__Set task__
Repeat every record below exactly as written.
— BEGIN Material for this task —
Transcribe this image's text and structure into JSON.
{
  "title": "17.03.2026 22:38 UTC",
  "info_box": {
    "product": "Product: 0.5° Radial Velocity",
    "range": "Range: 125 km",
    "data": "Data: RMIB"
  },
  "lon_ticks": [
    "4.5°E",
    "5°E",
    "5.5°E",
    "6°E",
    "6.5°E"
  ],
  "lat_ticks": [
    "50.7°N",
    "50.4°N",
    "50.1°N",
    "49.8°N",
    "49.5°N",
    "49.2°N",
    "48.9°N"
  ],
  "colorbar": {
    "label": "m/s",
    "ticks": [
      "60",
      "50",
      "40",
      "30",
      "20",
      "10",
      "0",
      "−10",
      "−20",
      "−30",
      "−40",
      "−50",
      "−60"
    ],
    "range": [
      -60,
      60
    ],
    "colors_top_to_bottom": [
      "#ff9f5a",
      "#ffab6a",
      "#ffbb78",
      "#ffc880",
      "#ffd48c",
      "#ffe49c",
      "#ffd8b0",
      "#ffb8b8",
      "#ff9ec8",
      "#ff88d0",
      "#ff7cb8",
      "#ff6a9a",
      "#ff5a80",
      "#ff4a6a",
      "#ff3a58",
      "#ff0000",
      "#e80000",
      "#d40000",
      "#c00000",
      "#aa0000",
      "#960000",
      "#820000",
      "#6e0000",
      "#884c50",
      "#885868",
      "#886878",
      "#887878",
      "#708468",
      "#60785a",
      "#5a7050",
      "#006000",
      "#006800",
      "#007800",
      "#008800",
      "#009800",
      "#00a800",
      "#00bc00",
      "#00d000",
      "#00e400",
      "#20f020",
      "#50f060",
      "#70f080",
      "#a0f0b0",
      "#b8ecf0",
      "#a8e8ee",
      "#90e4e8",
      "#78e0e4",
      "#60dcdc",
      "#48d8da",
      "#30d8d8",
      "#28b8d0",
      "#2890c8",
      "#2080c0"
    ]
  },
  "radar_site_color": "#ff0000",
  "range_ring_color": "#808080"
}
— END Material for this task —
__Result for this task__
Transcribe this image's text and structure into JSON.
{
  "title": "17.03.2026 22:38 UTC",
  "info_box": {
    "product": "Product: 0.5° Radial Velocity",
    "range": "Range: 125 km",
    "data": "Data: RMIB"
  },
  "lon_ticks": [
    "4.5°E",
    "5°E",
    "5.5°E",
    "6°E",
    "6.5°E"
  ],
  "lat_ticks": [
    "50.7°N",
    "50.4°N",
    "50.1°N",
    "49.8°N",
    "49.5°N",
    "49.2°N",
    "48.9°N"
  ],
  "colorbar": {
    "label": "m/s",
    "ticks": [
      "60",
      "50",
      "40",
      "30",
      "20",
      "10",
      "0",
      "−10",
      "−20",
      "−30",
      "−40",
      "−50",
      "−60"
    ],
    "range": [
      -60,
      60
    ],
    "colors_top_to_bottom": [
      "#ff9f5a",
      "#ffab6a",
      "#ffbb78",
      "#ffc880",
      "#ffd48c",
      "#ffe49c",
      "#ffd8b0",
      "#ffb8b8",
      "#ff9ec8",
      "#ff88d0",
      "#ff7cb8",
      "#ff6a9a",
      "#ff5a80",
      "#ff4a6a",
      "#ff3a58",
      "#ff0000",
      "#e80000",
      "#d40000",
      "#c00000",
      "#aa0000",
      "#960000",
      "#820000",
      "#6e0000",
      "#884c50",
      "#885868",
      "#886878",
      "#887878",
      "#708468",
      "#60785a",
      "#5a7050",
      "#006000",
      "#006800",
      "#007800",
      "#008800",
      "#009800",
      "#00a800",
      "#00bc00",
      "#00d000",
      "#00e400",
      "#20f020",
      "#50f060",
      "#70f080",
      "#a0f0b0",
      "#b8ecf0",
      "#a8e8ee",
      "#90e4e8",
      "#78e0e4",
      "#60dcdc",
      "#48d8da",
      "#30d8d8",
      "#28b8d0",
      "#2890c8",
      "#2080c0"
    ]
  },
  "radar_site_color": "#ff0000",
  "range_ring_color": "#808080"
}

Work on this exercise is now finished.